**Aim**
Transcribe all of the material exactly, except for its pictures.

================

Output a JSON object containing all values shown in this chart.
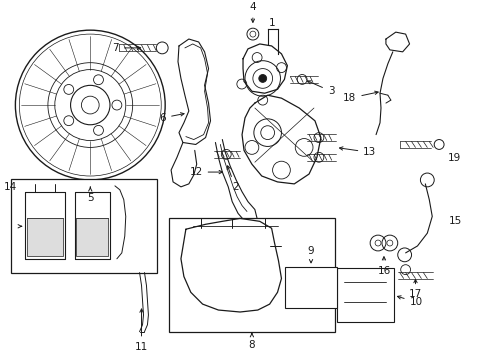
{
  "bg_color": "#ffffff",
  "lc": "#1a1a1a",
  "fig_w": 4.9,
  "fig_h": 3.6,
  "dpi": 100,
  "xlim": [
    0,
    490
  ],
  "ylim": [
    0,
    360
  ]
}
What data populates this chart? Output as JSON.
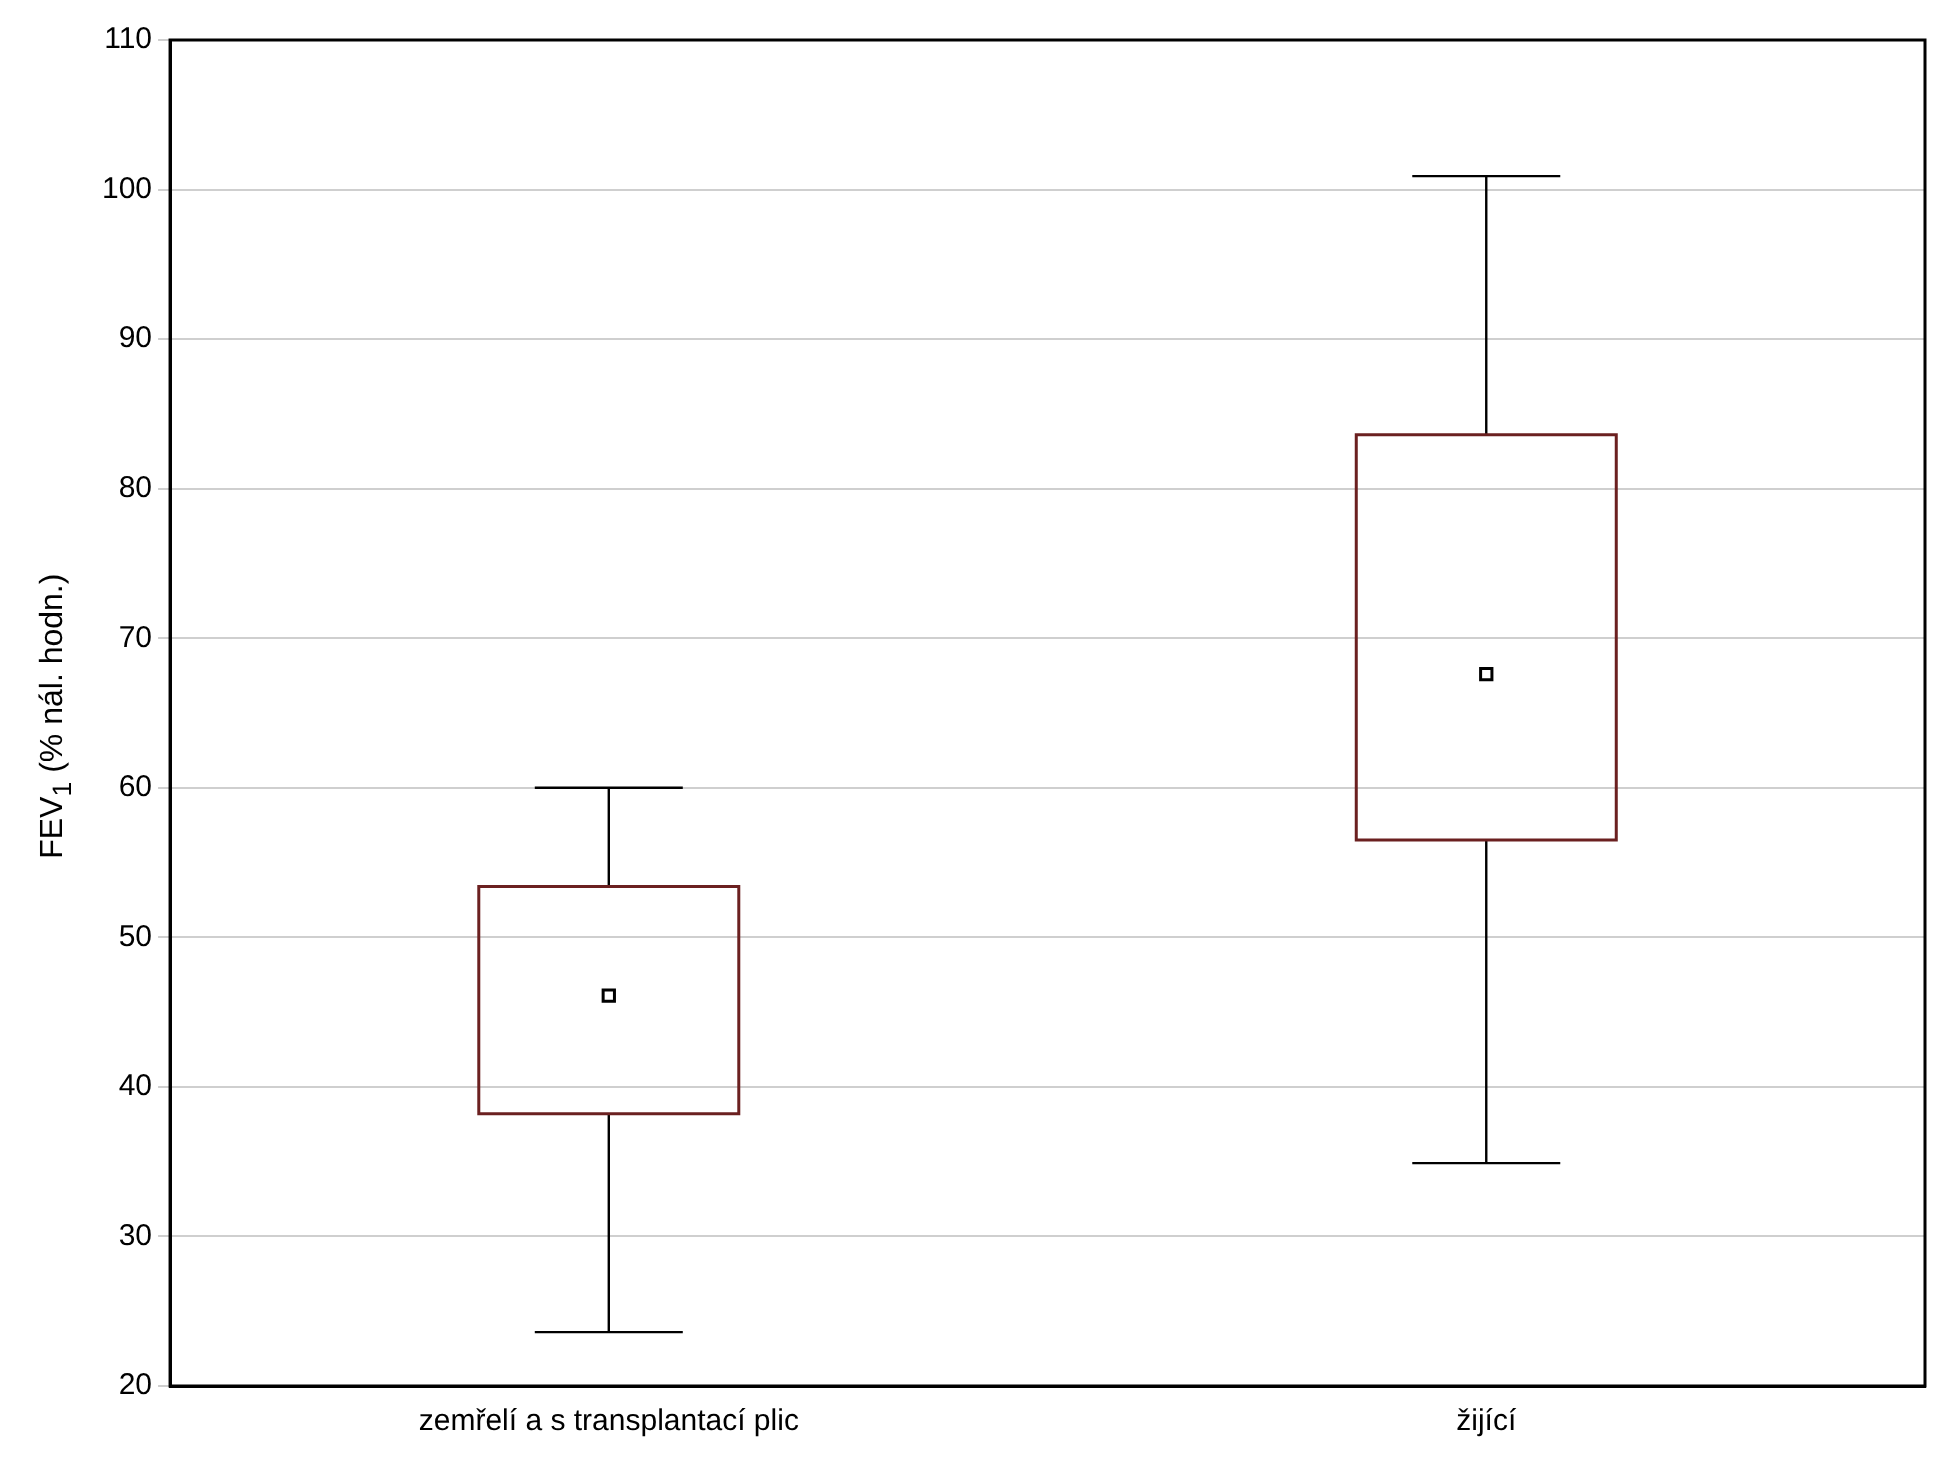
{
  "chart_data": {
    "type": "box",
    "ylabel": "FEV$_{1}$ (% nál. hodn.)",
    "categories": [
      "zemřelí a s transplantací plic",
      "žijící"
    ],
    "boxes": [
      {
        "low": 23.6,
        "q1": 38.2,
        "median": 46.1,
        "q3": 53.4,
        "high": 60
      },
      {
        "low": 34.9,
        "q1": 56.5,
        "median": 67.6,
        "q3": 83.6,
        "high": 100.9
      }
    ],
    "color": "#6b2020",
    "ylim": [
      20,
      110
    ],
    "yticks": [
      20,
      30,
      40,
      50,
      60,
      70,
      80,
      90,
      100,
      110
    ],
    "grid": "y",
    "marker": "square"
  }
}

================

**Response to this task**
Output a JSON object containing all values shown in this chart.
{
  "bg_color": "#ffffff",
  "lc": "#1a1a1a",
  "fig_w": 4.9,
  "fig_h": 3.6,
  "dpi": 100,
  "xlim": [
    0,
    490
  ],
  "ylim": [
    0,
    360
  ]
}
What data populates this chart? Output as JSON.
{
  "chart_data": {
    "type": "box",
    "ylabel": "FEV$_{1}$ (% nál. hodn.)",
    "categories": [
      "zemřelí a s transplantací plic",
      "žijící"
    ],
    "boxes": [
      {
        "low": 23.6,
        "q1": 38.2,
        "median": 46.1,
        "q3": 53.4,
        "high": 60
      },
      {
        "low": 34.9,
        "q1": 56.5,
        "median": 67.6,
        "q3": 83.6,
        "high": 100.9
      }
    ],
    "color": "#6b2020",
    "ylim": [
      20,
      110
    ],
    "yticks": [
      20,
      30,
      40,
      50,
      60,
      70,
      80,
      90,
      100,
      110
    ],
    "grid": "y",
    "marker": "square"
  }
}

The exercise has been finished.